*Exercise*:
Could you print every record below exactly as it appears?

*Data in this exercise*:
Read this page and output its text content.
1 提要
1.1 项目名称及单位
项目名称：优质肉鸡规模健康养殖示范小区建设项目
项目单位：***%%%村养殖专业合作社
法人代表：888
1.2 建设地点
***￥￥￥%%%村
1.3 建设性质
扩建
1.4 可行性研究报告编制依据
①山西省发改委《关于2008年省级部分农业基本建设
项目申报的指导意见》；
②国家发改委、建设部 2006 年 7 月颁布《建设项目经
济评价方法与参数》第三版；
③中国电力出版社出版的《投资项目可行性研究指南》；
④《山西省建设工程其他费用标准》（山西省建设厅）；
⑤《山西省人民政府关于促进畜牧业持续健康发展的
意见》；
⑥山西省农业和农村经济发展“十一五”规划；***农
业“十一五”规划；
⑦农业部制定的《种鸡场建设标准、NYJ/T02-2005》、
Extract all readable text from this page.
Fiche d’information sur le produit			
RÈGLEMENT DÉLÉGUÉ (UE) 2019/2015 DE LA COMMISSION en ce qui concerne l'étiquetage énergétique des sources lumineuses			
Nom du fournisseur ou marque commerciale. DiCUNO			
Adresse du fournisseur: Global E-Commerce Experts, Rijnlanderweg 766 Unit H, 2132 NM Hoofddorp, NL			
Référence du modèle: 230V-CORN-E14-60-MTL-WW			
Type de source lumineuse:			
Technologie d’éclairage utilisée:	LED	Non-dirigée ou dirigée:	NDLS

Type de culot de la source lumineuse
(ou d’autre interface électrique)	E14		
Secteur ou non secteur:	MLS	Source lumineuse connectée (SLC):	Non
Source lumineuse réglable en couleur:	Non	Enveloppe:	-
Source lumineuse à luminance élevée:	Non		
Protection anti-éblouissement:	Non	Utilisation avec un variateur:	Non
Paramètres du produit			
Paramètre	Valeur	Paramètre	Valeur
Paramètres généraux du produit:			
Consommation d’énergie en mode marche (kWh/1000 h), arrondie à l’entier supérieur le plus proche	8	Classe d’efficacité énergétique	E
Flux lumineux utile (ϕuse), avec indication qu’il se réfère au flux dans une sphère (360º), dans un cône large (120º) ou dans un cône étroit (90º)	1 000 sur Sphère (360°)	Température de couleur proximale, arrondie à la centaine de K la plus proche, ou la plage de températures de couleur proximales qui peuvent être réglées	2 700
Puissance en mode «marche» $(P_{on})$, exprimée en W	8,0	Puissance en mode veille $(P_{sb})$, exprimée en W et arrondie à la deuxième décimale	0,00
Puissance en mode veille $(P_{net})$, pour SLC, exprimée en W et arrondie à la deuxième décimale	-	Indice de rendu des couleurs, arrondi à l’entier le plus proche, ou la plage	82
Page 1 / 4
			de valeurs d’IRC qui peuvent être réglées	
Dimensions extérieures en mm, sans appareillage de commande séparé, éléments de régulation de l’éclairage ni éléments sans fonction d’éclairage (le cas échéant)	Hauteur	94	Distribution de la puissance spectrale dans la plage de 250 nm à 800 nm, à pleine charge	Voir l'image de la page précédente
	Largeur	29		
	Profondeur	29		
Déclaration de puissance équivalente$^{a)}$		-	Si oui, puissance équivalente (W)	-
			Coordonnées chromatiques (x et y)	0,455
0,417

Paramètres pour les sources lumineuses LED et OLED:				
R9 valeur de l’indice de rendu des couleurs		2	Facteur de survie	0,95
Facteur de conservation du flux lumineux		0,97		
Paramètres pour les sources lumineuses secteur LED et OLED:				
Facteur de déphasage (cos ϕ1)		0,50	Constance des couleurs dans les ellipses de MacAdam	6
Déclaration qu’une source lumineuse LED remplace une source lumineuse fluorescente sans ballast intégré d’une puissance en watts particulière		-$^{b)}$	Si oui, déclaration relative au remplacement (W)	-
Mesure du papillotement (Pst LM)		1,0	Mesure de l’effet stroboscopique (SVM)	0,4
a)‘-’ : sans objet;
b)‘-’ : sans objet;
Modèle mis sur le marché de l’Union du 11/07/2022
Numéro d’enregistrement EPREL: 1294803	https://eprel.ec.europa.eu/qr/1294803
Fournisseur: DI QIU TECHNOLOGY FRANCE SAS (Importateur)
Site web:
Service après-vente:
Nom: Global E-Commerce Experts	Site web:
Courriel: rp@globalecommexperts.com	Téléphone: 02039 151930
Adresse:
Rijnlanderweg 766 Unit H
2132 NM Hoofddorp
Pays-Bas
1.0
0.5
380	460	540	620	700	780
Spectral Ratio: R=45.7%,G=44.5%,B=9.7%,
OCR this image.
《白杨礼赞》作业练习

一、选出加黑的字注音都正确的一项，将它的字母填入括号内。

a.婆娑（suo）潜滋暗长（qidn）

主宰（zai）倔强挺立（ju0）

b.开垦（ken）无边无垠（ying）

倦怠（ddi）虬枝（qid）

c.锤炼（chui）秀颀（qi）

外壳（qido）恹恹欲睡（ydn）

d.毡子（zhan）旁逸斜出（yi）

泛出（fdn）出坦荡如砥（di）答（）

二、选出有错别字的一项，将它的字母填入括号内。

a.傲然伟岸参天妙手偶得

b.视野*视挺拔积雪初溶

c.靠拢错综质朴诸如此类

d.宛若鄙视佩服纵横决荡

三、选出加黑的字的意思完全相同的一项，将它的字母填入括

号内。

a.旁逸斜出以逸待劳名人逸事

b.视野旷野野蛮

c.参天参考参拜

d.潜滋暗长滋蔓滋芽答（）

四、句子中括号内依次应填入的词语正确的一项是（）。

*Response for this exercise*:
Read this page and output its text content.
1 提要
1.1 项目名称及单位
项目名称：优质肉鸡规模健康养殖示范小区建设项目
项目单位：***%%%村养殖专业合作社
法人代表：888
1.2 建设地点
***￥￥￥%%%村
1.3 建设性质
扩建
1.4 可行性研究报告编制依据
①山西省发改委《关于2008年省级部分农业基本建设
项目申报的指导意见》；
②国家发改委、建设部 2006 年 7 月颁布《建设项目经
济评价方法与参数》第三版；
③中国电力出版社出版的《投资项目可行性研究指南》；
④《山西省建设工程其他费用标准》（山西省建设厅）；
⑤《山西省人民政府关于促进畜牧业持续健康发展的
意见》；
⑥山西省农业和农村经济发展“十一五”规划；***农
业“十一五”规划；
⑦农业部制定的《种鸡场建设标准、NYJ/T02-2005》、
Extract all readable text from this page.
Fiche d’information sur le produit			
RÈGLEMENT DÉLÉGUÉ (UE) 2019/2015 DE LA COMMISSION en ce qui concerne l'étiquetage énergétique des sources lumineuses			
Nom du fournisseur ou marque commerciale. DiCUNO			
Adresse du fournisseur: Global E-Commerce Experts, Rijnlanderweg 766 Unit H, 2132 NM Hoofddorp, NL			
Référence du modèle: 230V-CORN-E14-60-MTL-WW			
Type de source lumineuse:			
Technologie d’éclairage utilisée:	LED	Non-dirigée ou dirigée:	NDLS

Type de culot de la source lumineuse
(ou d’autre interface électrique)	E14		
Secteur ou non secteur:	MLS	Source lumineuse connectée (SLC):	Non
Source lumineuse réglable en couleur:	Non	Enveloppe:	-
Source lumineuse à luminance élevée:	Non		
Protection anti-éblouissement:	Non	Utilisation avec un variateur:	Non
Paramètres du produit			
Paramètre	Valeur	Paramètre	Valeur
Paramètres généraux du produit:			
Consommation d’énergie en mode marche (kWh/1000 h), arrondie à l’entier supérieur le plus proche	8	Classe d’efficacité énergétique	E
Flux lumineux utile (ϕuse), avec indication qu’il se réfère au flux dans une sphère (360º), dans un cône large (120º) ou dans un cône étroit (90º)	1 000 sur Sphère (360°)	Température de couleur proximale, arrondie à la centaine de K la plus proche, ou la plage de températures de couleur proximales qui peuvent être réglées	2 700
Puissance en mode «marche» $(P_{on})$, exprimée en W	8,0	Puissance en mode veille $(P_{sb})$, exprimée en W et arrondie à la deuxième décimale	0,00
Puissance en mode veille $(P_{net})$, pour SLC, exprimée en W et arrondie à la deuxième décimale	-	Indice de rendu des couleurs, arrondi à l’entier le plus proche, ou la plage	82
Page 1 / 4
			de valeurs d’IRC qui peuvent être réglées	
Dimensions extérieures en mm, sans appareillage de commande séparé, éléments de régulation de l’éclairage ni éléments sans fonction d’éclairage (le cas échéant)	Hauteur	94	Distribution de la puissance spectrale dans la plage de 250 nm à 800 nm, à pleine charge	Voir l'image de la page précédente
	Largeur	29		
	Profondeur	29		
Déclaration de puissance équivalente$^{a)}$		-	Si oui, puissance équivalente (W)	-
			Coordonnées chromatiques (x et y)	0,455
0,417

Paramètres pour les sources lumineuses LED et OLED:				
R9 valeur de l’indice de rendu des couleurs		2	Facteur de survie	0,95
Facteur de conservation du flux lumineux		0,97		
Paramètres pour les sources lumineuses secteur LED et OLED:				
Facteur de déphasage (cos ϕ1)		0,50	Constance des couleurs dans les ellipses de MacAdam	6
Déclaration qu’une source lumineuse LED remplace une source lumineuse fluorescente sans ballast intégré d’une puissance en watts particulière		-$^{b)}$	Si oui, déclaration relative au remplacement (W)	-
Mesure du papillotement (Pst LM)		1,0	Mesure de l’effet stroboscopique (SVM)	0,4
a)‘-’ : sans objet;
b)‘-’ : sans objet;
Modèle mis sur le marché de l’Union du 11/07/2022
Numéro d’enregistrement EPREL: 1294803	https://eprel.ec.europa.eu/qr/1294803
Fournisseur: DI QIU TECHNOLOGY FRANCE SAS (Importateur)
Site web:
Service après-vente:
Nom: Global E-Commerce Experts	Site web:
Courriel: rp@globalecommexperts.com	Téléphone: 02039 151930
Adresse:
Rijnlanderweg 766 Unit H
2132 NM Hoofddorp
Pays-Bas
1.0
0.5
380	460	540	620	700	780
Spectral Ratio: R=45.7%,G=44.5%,B=9.7%,
OCR this image.
《白杨礼赞》作业练习

一、选出加黑的字注音都正确的一项，将它的字母填入括号内。

a.婆娑（suo）潜滋暗长（qidn）

主宰（zai）倔强挺立（ju0）

b.开垦（ken）无边无垠（ying）

倦怠（ddi）虬枝（qid）

c.锤炼（chui）秀颀（qi）

外壳（qido）恹恹欲睡（ydn）

d.毡子（zhan）旁逸斜出（yi）

泛出（fdn）出坦荡如砥（di）答（）

二、选出有错别字的一项，将它的字母填入括号内。

a.傲然伟岸参天妙手偶得

b.视野*视挺拔积雪初溶

c.靠拢错综质朴诸如此类

d.宛若鄙视佩服纵横决荡

三、选出加黑的字的意思完全相同的一项，将它的字母填入括

号内。

a.旁逸斜出以逸待劳名人逸事

b.视野旷野野蛮

c.参天参考参拜

d.潜滋暗长滋蔓滋芽答（）

四、句子中括号内依次应填入的词语正确的一项是（）。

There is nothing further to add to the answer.